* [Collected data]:
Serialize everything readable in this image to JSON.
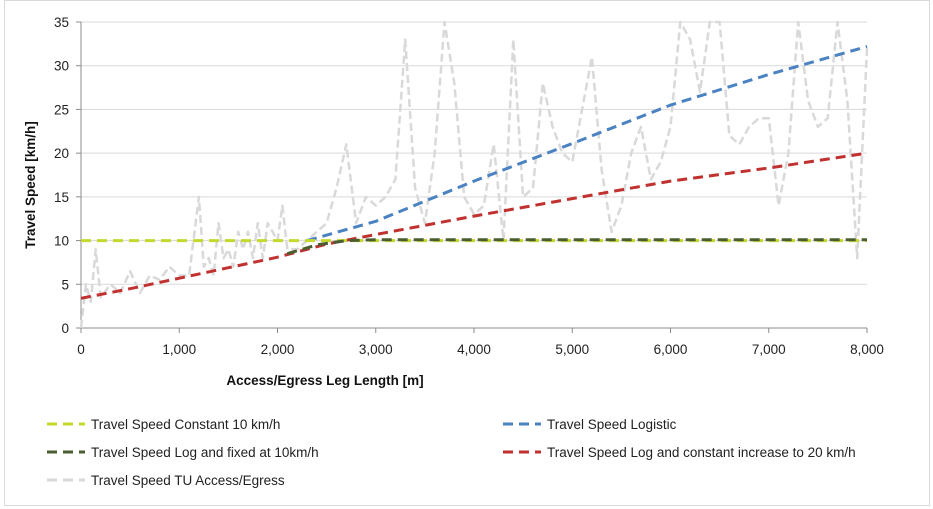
{
  "chart_data": {
    "type": "line",
    "xlabel": "Access/Egress Leg Length [m]",
    "ylabel": "Travel Speed [km/h]",
    "xlim": [
      0,
      8000
    ],
    "ylim": [
      0,
      35
    ],
    "x_ticks": [
      0,
      1000,
      2000,
      3000,
      4000,
      5000,
      6000,
      7000,
      8000
    ],
    "x_tick_labels": [
      "0",
      "1,000",
      "2,000",
      "3,000",
      "4,000",
      "5,000",
      "6,000",
      "7,000",
      "8,000"
    ],
    "y_ticks": [
      0,
      5,
      10,
      15,
      20,
      25,
      30,
      35
    ],
    "y_tick_labels": [
      "0",
      "5",
      "10",
      "15",
      "20",
      "25",
      "30",
      "35"
    ],
    "grid": "horizontal",
    "legend_position": "bottom",
    "series": [
      {
        "name": "Travel Speed Constant 10 km/h",
        "color": "#c5d92c",
        "x": [
          0,
          8000
        ],
        "y": [
          10,
          10
        ]
      },
      {
        "name": "Travel Speed Logistic",
        "color": "#4a82c2",
        "x": [
          2300,
          3000,
          4000,
          5000,
          6000,
          7000,
          8000
        ],
        "y": [
          10,
          12.2,
          16.8,
          21.1,
          25.5,
          29.0,
          32.2
        ]
      },
      {
        "name": "Travel Speed Log and fixed at 10km/h",
        "color": "#4b5e32",
        "x": [
          2100,
          2400,
          2700,
          3000,
          4000,
          5000,
          6000,
          7000,
          8000
        ],
        "y": [
          8.5,
          9.5,
          10.0,
          10.1,
          10.1,
          10.1,
          10.1,
          10.1,
          10.1
        ]
      },
      {
        "name": "Travel Speed Log and constant increase to 20 km/h",
        "color": "#c0312f",
        "x": [
          0,
          500,
          1000,
          1500,
          2000,
          2500,
          3000,
          4000,
          5000,
          6000,
          7000,
          8000
        ],
        "y": [
          3.4,
          4.5,
          5.7,
          6.9,
          8.1,
          9.6,
          10.7,
          12.8,
          14.8,
          16.8,
          18.3,
          20.0
        ]
      },
      {
        "name": "Travel Speed TU Access/Egress",
        "color": "#d9d9d9",
        "x": [
          0,
          50,
          100,
          150,
          200,
          300,
          400,
          500,
          600,
          700,
          800,
          900,
          1000,
          1100,
          1200,
          1250,
          1300,
          1350,
          1400,
          1450,
          1500,
          1550,
          1600,
          1650,
          1700,
          1750,
          1800,
          1850,
          1900,
          2000,
          2050,
          2100,
          2200,
          2300,
          2400,
          2500,
          2600,
          2700,
          2800,
          2900,
          3000,
          3100,
          3200,
          3300,
          3400,
          3500,
          3600,
          3700,
          3800,
          3900,
          4000,
          4100,
          4200,
          4300,
          4400,
          4500,
          4600,
          4700,
          4800,
          4900,
          5000,
          5100,
          5200,
          5300,
          5400,
          5500,
          5600,
          5700,
          5800,
          5900,
          6000,
          6100,
          6200,
          6300,
          6400,
          6500,
          6600,
          6700,
          6800,
          6900,
          7000,
          7100,
          7200,
          7300,
          7400,
          7500,
          7600,
          7700,
          7800,
          7900,
          8000
        ],
        "y": [
          0,
          5,
          3,
          9,
          3.5,
          5,
          4,
          6.5,
          4,
          6,
          5.5,
          7,
          6,
          6,
          15,
          7,
          8,
          6,
          12,
          8,
          9,
          7,
          11,
          9,
          11,
          8,
          12,
          8,
          12,
          10,
          14,
          9,
          9,
          10,
          11,
          12,
          16,
          21,
          12,
          15,
          14,
          15,
          17,
          33,
          16,
          12,
          20,
          35,
          28,
          15,
          13,
          14,
          21,
          10,
          33,
          15,
          16,
          28,
          23,
          20,
          19,
          25,
          31,
          18,
          11,
          14,
          20,
          23,
          17,
          19,
          23,
          35,
          33,
          27,
          35,
          35,
          22,
          21,
          23,
          24,
          24,
          14,
          20,
          35,
          26,
          23,
          24,
          35,
          26,
          8,
          32
        ]
      }
    ]
  }
}
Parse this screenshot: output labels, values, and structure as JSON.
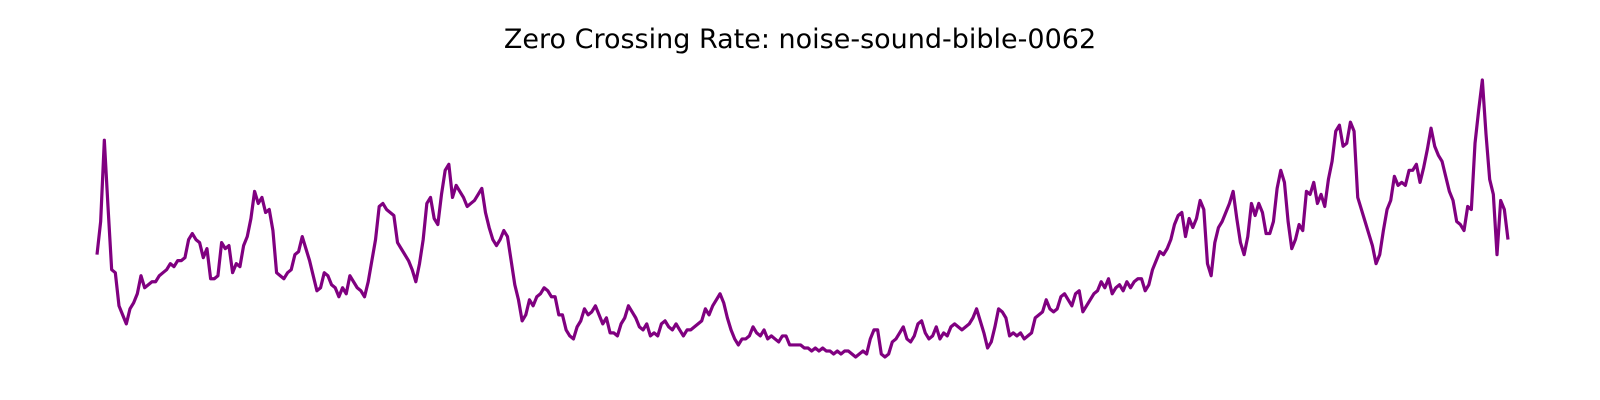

* [WORK TO COMPLETE]:
Please set down each line of the data above exactly as written, without the pictures.

* [THE COMPLETED TASK]:
Serialize everything readable in this image to JSON.
{
  "chart_data": {
    "type": "line",
    "xlabel": "Access/Egress Leg Length [m]",
    "ylabel": "Travel Speed [km/h]",
    "xlim": [
      0,
      8000
    ],
    "ylim": [
      0,
      35
    ],
    "x_ticks": [
      0,
      1000,
      2000,
      3000,
      4000,
      5000,
      6000,
      7000,
      8000
    ],
    "x_tick_labels": [
      "0",
      "1,000",
      "2,000",
      "3,000",
      "4,000",
      "5,000",
      "6,000",
      "7,000",
      "8,000"
    ],
    "y_ticks": [
      0,
      5,
      10,
      15,
      20,
      25,
      30,
      35
    ],
    "y_tick_labels": [
      "0",
      "5",
      "10",
      "15",
      "20",
      "25",
      "30",
      "35"
    ],
    "grid": "horizontal",
    "legend_position": "bottom",
    "series": [
      {
        "name": "Travel Speed Constant 10 km/h",
        "color": "#c5d92c",
        "x": [
          0,
          8000
        ],
        "y": [
          10,
          10
        ]
      },
      {
        "name": "Travel Speed Logistic",
        "color": "#4a82c2",
        "x": [
          2300,
          3000,
          4000,
          5000,
          6000,
          7000,
          8000
        ],
        "y": [
          10,
          12.2,
          16.8,
          21.1,
          25.5,
          29.0,
          32.2
        ]
      },
      {
        "name": "Travel Speed Log and fixed at 10km/h",
        "color": "#4b5e32",
        "x": [
          2100,
          2400,
          2700,
          3000,
          4000,
          5000,
          6000,
          7000,
          8000
        ],
        "y": [
          8.5,
          9.5,
          10.0,
          10.1,
          10.1,
          10.1,
          10.1,
          10.1,
          10.1
        ]
      },
      {
        "name": "Travel Speed Log and constant increase to 20 km/h",
        "color": "#c0312f",
        "x": [
          0,
          500,
          1000,
          1500,
          2000,
          2500,
          3000,
          4000,
          5000,
          6000,
          7000,
          8000
        ],
        "y": [
          3.4,
          4.5,
          5.7,
          6.9,
          8.1,
          9.6,
          10.7,
          12.8,
          14.8,
          16.8,
          18.3,
          20.0
        ]
      },
      {
        "name": "Travel Speed TU Access/Egress",
        "color": "#d9d9d9",
        "x": [
          0,
          50,
          100,
          150,
          200,
          300,
          400,
          500,
          600,
          700,
          800,
          900,
          1000,
          1100,
          1200,
          1250,
          1300,
          1350,
          1400,
          1450,
          1500,
          1550,
          1600,
          1650,
          1700,
          1750,
          1800,
          1850,
          1900,
          2000,
          2050,
          2100,
          2200,
          2300,
          2400,
          2500,
          2600,
          2700,
          2800,
          2900,
          3000,
          3100,
          3200,
          3300,
          3400,
          3500,
          3600,
          3700,
          3800,
          3900,
          4000,
          4100,
          4200,
          4300,
          4400,
          4500,
          4600,
          4700,
          4800,
          4900,
          5000,
          5100,
          5200,
          5300,
          5400,
          5500,
          5600,
          5700,
          5800,
          5900,
          6000,
          6100,
          6200,
          6300,
          6400,
          6500,
          6600,
          6700,
          6800,
          6900,
          7000,
          7100,
          7200,
          7300,
          7400,
          7500,
          7600,
          7700,
          7800,
          7900,
          8000
        ],
        "y": [
          0,
          5,
          3,
          9,
          3.5,
          5,
          4,
          6.5,
          4,
          6,
          5.5,
          7,
          6,
          6,
          15,
          7,
          8,
          6,
          12,
          8,
          9,
          7,
          11,
          9,
          11,
          8,
          12,
          8,
          12,
          10,
          14,
          9,
          9,
          10,
          11,
          12,
          16,
          21,
          12,
          15,
          14,
          15,
          17,
          33,
          16,
          12,
          20,
          35,
          28,
          15,
          13,
          14,
          21,
          10,
          33,
          15,
          16,
          28,
          23,
          20,
          19,
          25,
          31,
          18,
          11,
          14,
          20,
          23,
          17,
          19,
          23,
          35,
          33,
          27,
          35,
          35,
          22,
          21,
          23,
          24,
          24,
          14,
          20,
          35,
          26,
          23,
          24,
          35,
          26,
          8,
          32
        ]
      }
    ]
  }
}
Parse this screenshot: output labels, values, and structure as JSON.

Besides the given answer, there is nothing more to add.